Every line of the material that follows must be printed again exactly.
++++ The records
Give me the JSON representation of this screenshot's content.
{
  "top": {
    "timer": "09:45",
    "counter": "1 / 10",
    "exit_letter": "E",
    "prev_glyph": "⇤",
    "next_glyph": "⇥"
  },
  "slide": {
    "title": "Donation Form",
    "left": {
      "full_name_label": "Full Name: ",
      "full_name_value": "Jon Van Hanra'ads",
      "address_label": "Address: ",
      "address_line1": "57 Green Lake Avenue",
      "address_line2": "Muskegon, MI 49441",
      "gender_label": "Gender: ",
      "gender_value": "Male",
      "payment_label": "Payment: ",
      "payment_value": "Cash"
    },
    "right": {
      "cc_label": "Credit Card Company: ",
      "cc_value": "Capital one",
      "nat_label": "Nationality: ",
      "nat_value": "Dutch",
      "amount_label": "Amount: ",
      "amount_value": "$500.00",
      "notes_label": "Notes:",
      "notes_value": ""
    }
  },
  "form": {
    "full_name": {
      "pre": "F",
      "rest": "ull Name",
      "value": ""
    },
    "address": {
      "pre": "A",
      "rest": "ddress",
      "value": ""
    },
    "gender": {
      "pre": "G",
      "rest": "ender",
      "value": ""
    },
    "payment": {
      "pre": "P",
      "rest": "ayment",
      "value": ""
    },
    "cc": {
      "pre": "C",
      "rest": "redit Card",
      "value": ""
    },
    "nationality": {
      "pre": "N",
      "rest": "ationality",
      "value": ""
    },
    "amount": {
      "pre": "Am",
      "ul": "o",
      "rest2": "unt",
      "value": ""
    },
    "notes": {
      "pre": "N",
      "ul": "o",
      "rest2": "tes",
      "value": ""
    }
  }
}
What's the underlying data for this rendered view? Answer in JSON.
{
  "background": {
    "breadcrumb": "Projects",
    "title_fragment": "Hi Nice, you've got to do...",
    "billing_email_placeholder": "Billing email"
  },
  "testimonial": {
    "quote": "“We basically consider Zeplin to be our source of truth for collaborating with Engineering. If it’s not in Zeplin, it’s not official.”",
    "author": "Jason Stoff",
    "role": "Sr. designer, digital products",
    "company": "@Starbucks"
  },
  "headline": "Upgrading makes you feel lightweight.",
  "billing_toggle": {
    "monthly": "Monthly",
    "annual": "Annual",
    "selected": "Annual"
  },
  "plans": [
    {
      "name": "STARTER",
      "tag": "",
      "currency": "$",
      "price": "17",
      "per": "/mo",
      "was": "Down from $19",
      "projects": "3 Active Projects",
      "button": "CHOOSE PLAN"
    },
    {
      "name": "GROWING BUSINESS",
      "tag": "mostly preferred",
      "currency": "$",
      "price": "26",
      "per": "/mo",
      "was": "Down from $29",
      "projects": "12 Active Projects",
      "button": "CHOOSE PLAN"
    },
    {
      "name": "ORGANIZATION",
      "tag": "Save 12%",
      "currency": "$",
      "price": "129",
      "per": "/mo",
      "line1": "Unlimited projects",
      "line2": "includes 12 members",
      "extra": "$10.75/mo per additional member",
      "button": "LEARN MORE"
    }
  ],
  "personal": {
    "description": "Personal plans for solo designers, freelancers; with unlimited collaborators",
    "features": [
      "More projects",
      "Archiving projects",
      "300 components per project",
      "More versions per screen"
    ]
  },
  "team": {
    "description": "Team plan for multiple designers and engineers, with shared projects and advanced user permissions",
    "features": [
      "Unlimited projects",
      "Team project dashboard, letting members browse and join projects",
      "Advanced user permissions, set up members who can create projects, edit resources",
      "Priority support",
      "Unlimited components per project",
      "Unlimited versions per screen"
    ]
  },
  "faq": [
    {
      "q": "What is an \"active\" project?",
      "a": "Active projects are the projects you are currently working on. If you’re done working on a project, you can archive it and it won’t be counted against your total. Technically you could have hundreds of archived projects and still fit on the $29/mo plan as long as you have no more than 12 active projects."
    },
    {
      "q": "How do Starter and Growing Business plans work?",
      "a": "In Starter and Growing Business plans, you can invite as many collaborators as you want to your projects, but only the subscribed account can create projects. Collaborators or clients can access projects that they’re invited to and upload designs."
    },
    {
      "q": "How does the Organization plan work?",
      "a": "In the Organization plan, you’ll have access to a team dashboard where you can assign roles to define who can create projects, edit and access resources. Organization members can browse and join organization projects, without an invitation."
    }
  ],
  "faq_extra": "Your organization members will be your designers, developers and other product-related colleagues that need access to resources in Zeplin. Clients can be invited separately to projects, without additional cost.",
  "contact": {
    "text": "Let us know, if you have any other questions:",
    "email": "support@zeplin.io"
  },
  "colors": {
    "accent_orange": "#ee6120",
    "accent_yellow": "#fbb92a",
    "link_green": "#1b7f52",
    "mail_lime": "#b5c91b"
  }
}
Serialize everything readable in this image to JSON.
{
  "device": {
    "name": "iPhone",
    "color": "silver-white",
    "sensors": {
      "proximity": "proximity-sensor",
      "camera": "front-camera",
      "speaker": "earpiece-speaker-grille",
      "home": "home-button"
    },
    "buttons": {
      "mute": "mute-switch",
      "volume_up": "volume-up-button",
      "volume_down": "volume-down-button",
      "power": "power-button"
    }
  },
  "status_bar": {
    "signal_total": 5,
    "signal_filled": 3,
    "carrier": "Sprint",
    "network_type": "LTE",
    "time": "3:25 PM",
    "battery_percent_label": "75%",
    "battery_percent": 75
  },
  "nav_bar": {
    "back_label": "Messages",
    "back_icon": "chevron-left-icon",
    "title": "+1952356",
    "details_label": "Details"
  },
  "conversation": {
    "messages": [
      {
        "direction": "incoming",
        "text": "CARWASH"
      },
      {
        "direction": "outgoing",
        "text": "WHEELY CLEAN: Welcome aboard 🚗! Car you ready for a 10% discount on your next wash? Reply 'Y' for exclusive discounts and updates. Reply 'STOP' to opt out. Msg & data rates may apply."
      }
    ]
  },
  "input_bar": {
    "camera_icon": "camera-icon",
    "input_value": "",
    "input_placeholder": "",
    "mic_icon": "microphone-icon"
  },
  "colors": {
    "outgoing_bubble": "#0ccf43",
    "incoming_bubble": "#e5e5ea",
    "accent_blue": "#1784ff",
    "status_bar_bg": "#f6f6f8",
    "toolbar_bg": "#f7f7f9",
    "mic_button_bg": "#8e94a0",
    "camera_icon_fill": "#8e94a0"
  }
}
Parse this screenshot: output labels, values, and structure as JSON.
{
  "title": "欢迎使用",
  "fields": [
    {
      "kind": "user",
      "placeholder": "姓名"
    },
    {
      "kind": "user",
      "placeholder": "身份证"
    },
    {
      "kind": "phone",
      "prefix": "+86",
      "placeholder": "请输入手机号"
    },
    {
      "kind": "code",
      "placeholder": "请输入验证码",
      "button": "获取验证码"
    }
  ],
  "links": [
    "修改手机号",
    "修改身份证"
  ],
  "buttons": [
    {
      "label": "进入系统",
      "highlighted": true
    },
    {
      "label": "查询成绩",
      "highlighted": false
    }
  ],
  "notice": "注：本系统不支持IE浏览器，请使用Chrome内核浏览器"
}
++++++++
Task answer:
Give me the JSON representation of this screenshot's content.
{
  "top": {
    "timer": "09:45",
    "counter": "1 / 10",
    "exit_letter": "E",
    "prev_glyph": "⇤",
    "next_glyph": "⇥"
  },
  "slide": {
    "title": "Donation Form",
    "left": {
      "full_name_label": "Full Name: ",
      "full_name_value": "Jon Van Hanra'ads",
      "address_label": "Address: ",
      "address_line1": "57 Green Lake Avenue",
      "address_line2": "Muskegon, MI 49441",
      "gender_label": "Gender: ",
      "gender_value": "Male",
      "payment_label": "Payment: ",
      "payment_value": "Cash"
    },
    "right": {
      "cc_label": "Credit Card Company: ",
      "cc_value": "Capital one",
      "nat_label": "Nationality: ",
      "nat_value": "Dutch",
      "amount_label": "Amount: ",
      "amount_value": "$500.00",
      "notes_label": "Notes:",
      "notes_value": ""
    }
  },
  "form": {
    "full_name": {
      "pre": "F",
      "rest": "ull Name",
      "value": ""
    },
    "address": {
      "pre": "A",
      "rest": "ddress",
      "value": ""
    },
    "gender": {
      "pre": "G",
      "rest": "ender",
      "value": ""
    },
    "payment": {
      "pre": "P",
      "rest": "ayment",
      "value": ""
    },
    "cc": {
      "pre": "C",
      "rest": "redit Card",
      "value": ""
    },
    "nationality": {
      "pre": "N",
      "rest": "ationality",
      "value": ""
    },
    "amount": {
      "pre": "Am",
      "ul": "o",
      "rest2": "unt",
      "value": ""
    },
    "notes": {
      "pre": "N",
      "ul": "o",
      "rest2": "tes",
      "value": ""
    }
  }
}
What's the underlying data for this rendered view? Answer in JSON.
{
  "background": {
    "breadcrumb": "Projects",
    "title_fragment": "Hi Nice, you've got to do...",
    "billing_email_placeholder": "Billing email"
  },
  "testimonial": {
    "quote": "“We basically consider Zeplin to be our source of truth for collaborating with Engineering. If it’s not in Zeplin, it’s not official.”",
    "author": "Jason Stoff",
    "role": "Sr. designer, digital products",
    "company": "@Starbucks"
  },
  "headline": "Upgrading makes you feel lightweight.",
  "billing_toggle": {
    "monthly": "Monthly",
    "annual": "Annual",
    "selected": "Annual"
  },
  "plans": [
    {
      "name": "STARTER",
      "tag": "",
      "currency": "$",
      "price": "17",
      "per": "/mo",
      "was": "Down from $19",
      "projects": "3 Active Projects",
      "button": "CHOOSE PLAN"
    },
    {
      "name": "GROWING BUSINESS",
      "tag": "mostly preferred",
      "currency": "$",
      "price": "26",
      "per": "/mo",
      "was": "Down from $29",
      "projects": "12 Active Projects",
      "button": "CHOOSE PLAN"
    },
    {
      "name": "ORGANIZATION",
      "tag": "Save 12%",
      "currency": "$",
      "price": "129",
      "per": "/mo",
      "line1": "Unlimited projects",
      "line2": "includes 12 members",
      "extra": "$10.75/mo per additional member",
      "button": "LEARN MORE"
    }
  ],
  "personal": {
    "description": "Personal plans for solo designers, freelancers; with unlimited collaborators",
    "features": [
      "More projects",
      "Archiving projects",
      "300 components per project",
      "More versions per screen"
    ]
  },
  "team": {
    "description": "Team plan for multiple designers and engineers, with shared projects and advanced user permissions",
    "features": [
      "Unlimited projects",
      "Team project dashboard, letting members browse and join projects",
      "Advanced user permissions, set up members who can create projects, edit resources",
      "Priority support",
      "Unlimited components per project",
      "Unlimited versions per screen"
    ]
  },
  "faq": [
    {
      "q": "What is an \"active\" project?",
      "a": "Active projects are the projects you are currently working on. If you’re done working on a project, you can archive it and it won’t be counted against your total. Technically you could have hundreds of archived projects and still fit on the $29/mo plan as long as you have no more than 12 active projects."
    },
    {
      "q": "How do Starter and Growing Business plans work?",
      "a": "In Starter and Growing Business plans, you can invite as many collaborators as you want to your projects, but only the subscribed account can create projects. Collaborators or clients can access projects that they’re invited to and upload designs."
    },
    {
      "q": "How does the Organization plan work?",
      "a": "In the Organization plan, you’ll have access to a team dashboard where you can assign roles to define who can create projects, edit and access resources. Organization members can browse and join organization projects, without an invitation."
    }
  ],
  "faq_extra": "Your organization members will be your designers, developers and other product-related colleagues that need access to resources in Zeplin. Clients can be invited separately to projects, without additional cost.",
  "contact": {
    "text": "Let us know, if you have any other questions:",
    "email": "support@zeplin.io"
  },
  "colors": {
    "accent_orange": "#ee6120",
    "accent_yellow": "#fbb92a",
    "link_green": "#1b7f52",
    "mail_lime": "#b5c91b"
  }
}
Serialize everything readable in this image to JSON.
{
  "device": {
    "name": "iPhone",
    "color": "silver-white",
    "sensors": {
      "proximity": "proximity-sensor",
      "camera": "front-camera",
      "speaker": "earpiece-speaker-grille",
      "home": "home-button"
    },
    "buttons": {
      "mute": "mute-switch",
      "volume_up": "volume-up-button",
      "volume_down": "volume-down-button",
      "power": "power-button"
    }
  },
  "status_bar": {
    "signal_total": 5,
    "signal_filled": 3,
    "carrier": "Sprint",
    "network_type": "LTE",
    "time": "3:25 PM",
    "battery_percent_label": "75%",
    "battery_percent": 75
  },
  "nav_bar": {
    "back_label": "Messages",
    "back_icon": "chevron-left-icon",
    "title": "+1952356",
    "details_label": "Details"
  },
  "conversation": {
    "messages": [
      {
        "direction": "incoming",
        "text": "CARWASH"
      },
      {
        "direction": "outgoing",
        "text": "WHEELY CLEAN: Welcome aboard 🚗! Car you ready for a 10% discount on your next wash? Reply 'Y' for exclusive discounts and updates. Reply 'STOP' to opt out. Msg & data rates may apply."
      }
    ]
  },
  "input_bar": {
    "camera_icon": "camera-icon",
    "input_value": "",
    "input_placeholder": "",
    "mic_icon": "microphone-icon"
  },
  "colors": {
    "outgoing_bubble": "#0ccf43",
    "incoming_bubble": "#e5e5ea",
    "accent_blue": "#1784ff",
    "status_bar_bg": "#f6f6f8",
    "toolbar_bg": "#f7f7f9",
    "mic_button_bg": "#8e94a0",
    "camera_icon_fill": "#8e94a0"
  }
}
Parse this screenshot: output labels, values, and structure as JSON.
{
  "title": "欢迎使用",
  "fields": [
    {
      "kind": "user",
      "placeholder": "姓名"
    },
    {
      "kind": "user",
      "placeholder": "身份证"
    },
    {
      "kind": "phone",
      "prefix": "+86",
      "placeholder": "请输入手机号"
    },
    {
      "kind": "code",
      "placeholder": "请输入验证码",
      "button": "获取验证码"
    }
  ],
  "links": [
    "修改手机号",
    "修改身份证"
  ],
  "buttons": [
    {
      "label": "进入系统",
      "highlighted": true
    },
    {
      "label": "查询成绩",
      "highlighted": false
    }
  ],
  "notice": "注：本系统不支持IE浏览器，请使用Chrome内核浏览器"
}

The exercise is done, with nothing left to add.